Records excerpted from a collection:
* * *
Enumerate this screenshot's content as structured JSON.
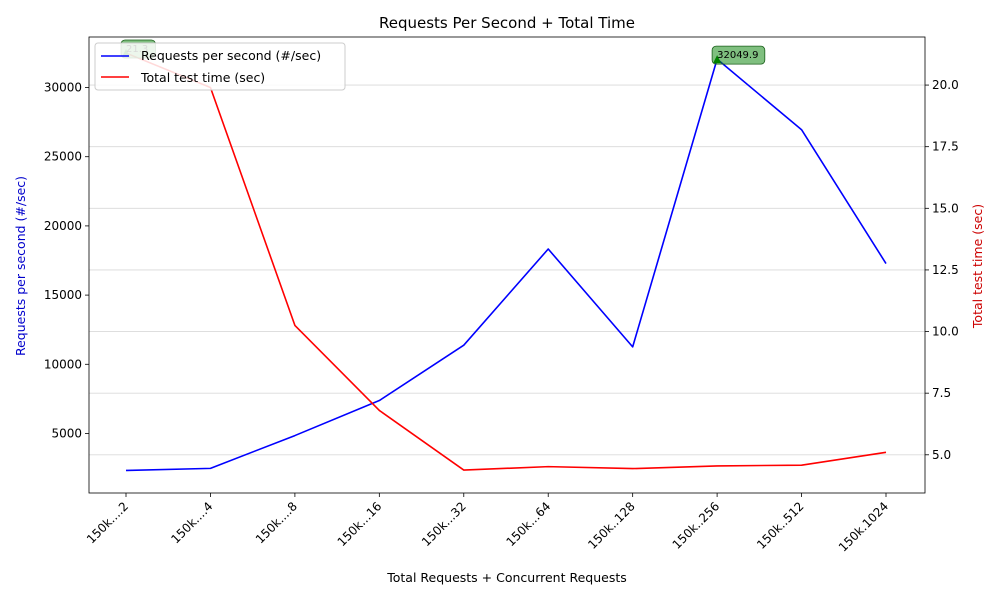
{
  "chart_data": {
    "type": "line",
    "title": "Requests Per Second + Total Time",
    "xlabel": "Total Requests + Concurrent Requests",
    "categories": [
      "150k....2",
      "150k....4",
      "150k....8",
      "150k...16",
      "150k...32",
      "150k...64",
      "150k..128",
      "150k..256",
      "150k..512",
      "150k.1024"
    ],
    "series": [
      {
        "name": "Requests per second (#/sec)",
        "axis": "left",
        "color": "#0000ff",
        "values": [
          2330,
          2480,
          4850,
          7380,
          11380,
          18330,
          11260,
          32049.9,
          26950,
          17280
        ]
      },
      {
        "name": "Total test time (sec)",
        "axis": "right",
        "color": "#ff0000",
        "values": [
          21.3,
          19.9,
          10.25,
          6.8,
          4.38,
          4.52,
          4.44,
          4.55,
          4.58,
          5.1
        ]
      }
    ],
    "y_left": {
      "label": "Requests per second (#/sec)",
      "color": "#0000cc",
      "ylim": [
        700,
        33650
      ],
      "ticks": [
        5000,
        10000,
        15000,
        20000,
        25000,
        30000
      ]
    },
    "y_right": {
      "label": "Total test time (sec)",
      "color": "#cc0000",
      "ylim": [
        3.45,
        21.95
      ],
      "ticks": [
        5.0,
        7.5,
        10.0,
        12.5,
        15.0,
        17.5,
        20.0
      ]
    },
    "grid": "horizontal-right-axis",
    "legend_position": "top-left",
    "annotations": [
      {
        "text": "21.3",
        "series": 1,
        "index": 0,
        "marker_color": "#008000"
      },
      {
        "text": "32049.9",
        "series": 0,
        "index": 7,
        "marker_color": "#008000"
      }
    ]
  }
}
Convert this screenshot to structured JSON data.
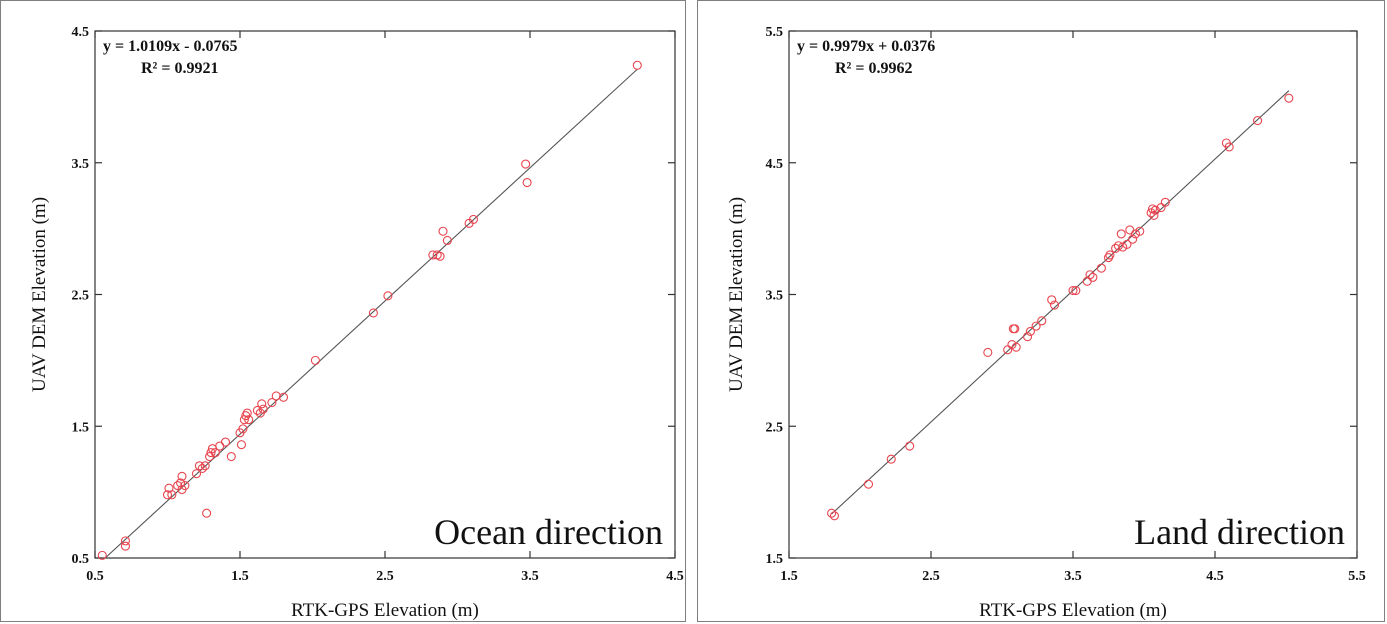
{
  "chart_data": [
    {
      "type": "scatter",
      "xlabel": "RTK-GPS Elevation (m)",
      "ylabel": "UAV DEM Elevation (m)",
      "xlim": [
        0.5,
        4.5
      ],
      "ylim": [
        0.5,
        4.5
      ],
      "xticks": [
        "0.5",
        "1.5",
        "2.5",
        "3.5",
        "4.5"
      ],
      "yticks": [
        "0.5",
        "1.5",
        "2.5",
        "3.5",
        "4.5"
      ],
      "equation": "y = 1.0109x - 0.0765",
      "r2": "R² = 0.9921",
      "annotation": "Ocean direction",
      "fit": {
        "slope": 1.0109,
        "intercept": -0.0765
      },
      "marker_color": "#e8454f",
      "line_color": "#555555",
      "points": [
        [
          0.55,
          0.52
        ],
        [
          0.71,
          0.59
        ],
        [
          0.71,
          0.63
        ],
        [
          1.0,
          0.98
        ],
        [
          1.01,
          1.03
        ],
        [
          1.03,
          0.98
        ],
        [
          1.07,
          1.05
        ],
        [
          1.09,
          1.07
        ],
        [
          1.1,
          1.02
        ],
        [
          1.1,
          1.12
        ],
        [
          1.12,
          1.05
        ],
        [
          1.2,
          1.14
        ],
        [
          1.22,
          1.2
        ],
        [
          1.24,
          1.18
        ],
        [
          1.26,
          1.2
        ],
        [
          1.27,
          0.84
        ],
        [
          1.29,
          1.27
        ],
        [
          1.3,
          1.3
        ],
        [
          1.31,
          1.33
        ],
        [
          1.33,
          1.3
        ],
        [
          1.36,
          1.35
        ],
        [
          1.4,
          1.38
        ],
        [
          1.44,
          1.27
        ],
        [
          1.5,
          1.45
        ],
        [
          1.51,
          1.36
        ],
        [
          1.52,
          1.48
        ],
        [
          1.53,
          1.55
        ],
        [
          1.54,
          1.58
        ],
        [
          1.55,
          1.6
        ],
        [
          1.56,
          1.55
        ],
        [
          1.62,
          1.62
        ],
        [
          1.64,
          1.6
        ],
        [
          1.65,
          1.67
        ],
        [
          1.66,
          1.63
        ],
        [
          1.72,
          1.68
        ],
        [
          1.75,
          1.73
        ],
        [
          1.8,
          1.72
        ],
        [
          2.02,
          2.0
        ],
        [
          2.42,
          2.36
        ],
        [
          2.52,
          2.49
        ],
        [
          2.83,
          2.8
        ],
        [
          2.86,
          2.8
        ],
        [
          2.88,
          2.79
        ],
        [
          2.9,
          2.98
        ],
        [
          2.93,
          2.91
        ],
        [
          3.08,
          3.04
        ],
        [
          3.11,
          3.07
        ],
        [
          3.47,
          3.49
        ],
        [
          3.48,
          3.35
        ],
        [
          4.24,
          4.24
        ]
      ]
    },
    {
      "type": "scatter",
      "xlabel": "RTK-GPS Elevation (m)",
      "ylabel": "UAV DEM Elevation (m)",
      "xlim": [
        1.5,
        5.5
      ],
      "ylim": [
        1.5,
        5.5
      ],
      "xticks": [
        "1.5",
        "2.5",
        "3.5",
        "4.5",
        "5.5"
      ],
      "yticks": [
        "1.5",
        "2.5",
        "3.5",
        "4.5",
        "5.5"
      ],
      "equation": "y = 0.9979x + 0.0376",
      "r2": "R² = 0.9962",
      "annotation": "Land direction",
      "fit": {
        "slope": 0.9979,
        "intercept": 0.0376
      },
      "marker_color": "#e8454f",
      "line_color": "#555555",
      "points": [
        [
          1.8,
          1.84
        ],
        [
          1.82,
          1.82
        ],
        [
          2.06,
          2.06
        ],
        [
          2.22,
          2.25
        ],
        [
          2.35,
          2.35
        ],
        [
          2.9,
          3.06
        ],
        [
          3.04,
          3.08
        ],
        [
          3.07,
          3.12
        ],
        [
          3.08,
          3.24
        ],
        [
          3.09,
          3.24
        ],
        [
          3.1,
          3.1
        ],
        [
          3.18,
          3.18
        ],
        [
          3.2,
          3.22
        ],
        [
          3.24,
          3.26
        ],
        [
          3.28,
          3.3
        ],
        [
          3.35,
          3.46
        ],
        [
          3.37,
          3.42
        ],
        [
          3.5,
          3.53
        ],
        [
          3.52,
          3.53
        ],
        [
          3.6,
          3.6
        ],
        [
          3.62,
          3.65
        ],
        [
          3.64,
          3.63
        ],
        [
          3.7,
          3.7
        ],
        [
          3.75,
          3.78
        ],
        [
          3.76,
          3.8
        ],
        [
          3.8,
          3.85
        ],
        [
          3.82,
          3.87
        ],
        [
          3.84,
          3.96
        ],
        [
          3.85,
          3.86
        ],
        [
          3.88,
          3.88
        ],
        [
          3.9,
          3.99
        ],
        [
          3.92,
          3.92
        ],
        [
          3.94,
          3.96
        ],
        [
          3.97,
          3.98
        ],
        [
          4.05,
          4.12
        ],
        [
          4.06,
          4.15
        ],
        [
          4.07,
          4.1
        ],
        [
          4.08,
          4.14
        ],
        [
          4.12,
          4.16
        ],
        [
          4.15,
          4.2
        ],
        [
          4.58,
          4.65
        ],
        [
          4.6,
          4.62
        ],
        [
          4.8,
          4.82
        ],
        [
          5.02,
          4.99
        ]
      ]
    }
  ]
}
* * *
= Work to do =
Above are records to transcribe exactly; leave their pictures out.

= Written solution =
Enumerate this screenshot's content as structured JSON.
{
  "chart_data": {
    "type": "line",
    "title": "Requests Per Second + Total Time",
    "xlabel": "Total Requests + Concurrent Requests",
    "categories": [
      "150k....2",
      "150k....4",
      "150k....8",
      "150k...16",
      "150k...32",
      "150k...64",
      "150k..128",
      "150k..256",
      "150k..512",
      "150k.1024"
    ],
    "series": [
      {
        "name": "Requests per second (#/sec)",
        "axis": "left",
        "color": "#0000ff",
        "values": [
          2330,
          2480,
          4850,
          7380,
          11380,
          18330,
          11260,
          32049.9,
          26950,
          17280
        ]
      },
      {
        "name": "Total test time (sec)",
        "axis": "right",
        "color": "#ff0000",
        "values": [
          21.3,
          19.9,
          10.25,
          6.8,
          4.38,
          4.52,
          4.44,
          4.55,
          4.58,
          5.1
        ]
      }
    ],
    "y_left": {
      "label": "Requests per second (#/sec)",
      "color": "#0000cc",
      "ylim": [
        700,
        33650
      ],
      "ticks": [
        5000,
        10000,
        15000,
        20000,
        25000,
        30000
      ]
    },
    "y_right": {
      "label": "Total test time (sec)",
      "color": "#cc0000",
      "ylim": [
        3.45,
        21.95
      ],
      "ticks": [
        5.0,
        7.5,
        10.0,
        12.5,
        15.0,
        17.5,
        20.0
      ]
    },
    "grid": "horizontal-right-axis",
    "legend_position": "top-left",
    "annotations": [
      {
        "text": "21.3",
        "series": 1,
        "index": 0,
        "marker_color": "#008000"
      },
      {
        "text": "32049.9",
        "series": 0,
        "index": 7,
        "marker_color": "#008000"
      }
    ]
  }
}
Convert this screenshot to structured JSON data.
{
  "chart_data": [
    {
      "type": "scatter",
      "xlabel": "RTK-GPS Elevation (m)",
      "ylabel": "UAV DEM Elevation (m)",
      "xlim": [
        0.5,
        4.5
      ],
      "ylim": [
        0.5,
        4.5
      ],
      "xticks": [
        "0.5",
        "1.5",
        "2.5",
        "3.5",
        "4.5"
      ],
      "yticks": [
        "0.5",
        "1.5",
        "2.5",
        "3.5",
        "4.5"
      ],
      "equation": "y = 1.0109x - 0.0765",
      "r2": "R² = 0.9921",
      "annotation": "Ocean direction",
      "fit": {
        "slope": 1.0109,
        "intercept": -0.0765
      },
      "marker_color": "#e8454f",
      "line_color": "#555555",
      "points": [
        [
          0.55,
          0.52
        ],
        [
          0.71,
          0.59
        ],
        [
          0.71,
          0.63
        ],
        [
          1.0,
          0.98
        ],
        [
          1.01,
          1.03
        ],
        [
          1.03,
          0.98
        ],
        [
          1.07,
          1.05
        ],
        [
          1.09,
          1.07
        ],
        [
          1.1,
          1.02
        ],
        [
          1.1,
          1.12
        ],
        [
          1.12,
          1.05
        ],
        [
          1.2,
          1.14
        ],
        [
          1.22,
          1.2
        ],
        [
          1.24,
          1.18
        ],
        [
          1.26,
          1.2
        ],
        [
          1.27,
          0.84
        ],
        [
          1.29,
          1.27
        ],
        [
          1.3,
          1.3
        ],
        [
          1.31,
          1.33
        ],
        [
          1.33,
          1.3
        ],
        [
          1.36,
          1.35
        ],
        [
          1.4,
          1.38
        ],
        [
          1.44,
          1.27
        ],
        [
          1.5,
          1.45
        ],
        [
          1.51,
          1.36
        ],
        [
          1.52,
          1.48
        ],
        [
          1.53,
          1.55
        ],
        [
          1.54,
          1.58
        ],
        [
          1.55,
          1.6
        ],
        [
          1.56,
          1.55
        ],
        [
          1.62,
          1.62
        ],
        [
          1.64,
          1.6
        ],
        [
          1.65,
          1.67
        ],
        [
          1.66,
          1.63
        ],
        [
          1.72,
          1.68
        ],
        [
          1.75,
          1.73
        ],
        [
          1.8,
          1.72
        ],
        [
          2.02,
          2.0
        ],
        [
          2.42,
          2.36
        ],
        [
          2.52,
          2.49
        ],
        [
          2.83,
          2.8
        ],
        [
          2.86,
          2.8
        ],
        [
          2.88,
          2.79
        ],
        [
          2.9,
          2.98
        ],
        [
          2.93,
          2.91
        ],
        [
          3.08,
          3.04
        ],
        [
          3.11,
          3.07
        ],
        [
          3.47,
          3.49
        ],
        [
          3.48,
          3.35
        ],
        [
          4.24,
          4.24
        ]
      ]
    },
    {
      "type": "scatter",
      "xlabel": "RTK-GPS Elevation (m)",
      "ylabel": "UAV DEM Elevation (m)",
      "xlim": [
        1.5,
        5.5
      ],
      "ylim": [
        1.5,
        5.5
      ],
      "xticks": [
        "1.5",
        "2.5",
        "3.5",
        "4.5",
        "5.5"
      ],
      "yticks": [
        "1.5",
        "2.5",
        "3.5",
        "4.5",
        "5.5"
      ],
      "equation": "y = 0.9979x + 0.0376",
      "r2": "R² = 0.9962",
      "annotation": "Land direction",
      "fit": {
        "slope": 0.9979,
        "intercept": 0.0376
      },
      "marker_color": "#e8454f",
      "line_color": "#555555",
      "points": [
        [
          1.8,
          1.84
        ],
        [
          1.82,
          1.82
        ],
        [
          2.06,
          2.06
        ],
        [
          2.22,
          2.25
        ],
        [
          2.35,
          2.35
        ],
        [
          2.9,
          3.06
        ],
        [
          3.04,
          3.08
        ],
        [
          3.07,
          3.12
        ],
        [
          3.08,
          3.24
        ],
        [
          3.09,
          3.24
        ],
        [
          3.1,
          3.1
        ],
        [
          3.18,
          3.18
        ],
        [
          3.2,
          3.22
        ],
        [
          3.24,
          3.26
        ],
        [
          3.28,
          3.3
        ],
        [
          3.35,
          3.46
        ],
        [
          3.37,
          3.42
        ],
        [
          3.5,
          3.53
        ],
        [
          3.52,
          3.53
        ],
        [
          3.6,
          3.6
        ],
        [
          3.62,
          3.65
        ],
        [
          3.64,
          3.63
        ],
        [
          3.7,
          3.7
        ],
        [
          3.75,
          3.78
        ],
        [
          3.76,
          3.8
        ],
        [
          3.8,
          3.85
        ],
        [
          3.82,
          3.87
        ],
        [
          3.84,
          3.96
        ],
        [
          3.85,
          3.86
        ],
        [
          3.88,
          3.88
        ],
        [
          3.9,
          3.99
        ],
        [
          3.92,
          3.92
        ],
        [
          3.94,
          3.96
        ],
        [
          3.97,
          3.98
        ],
        [
          4.05,
          4.12
        ],
        [
          4.06,
          4.15
        ],
        [
          4.07,
          4.1
        ],
        [
          4.08,
          4.14
        ],
        [
          4.12,
          4.16
        ],
        [
          4.15,
          4.2
        ],
        [
          4.58,
          4.65
        ],
        [
          4.6,
          4.62
        ],
        [
          4.8,
          4.82
        ],
        [
          5.02,
          4.99
        ]
      ]
    }
  ]
}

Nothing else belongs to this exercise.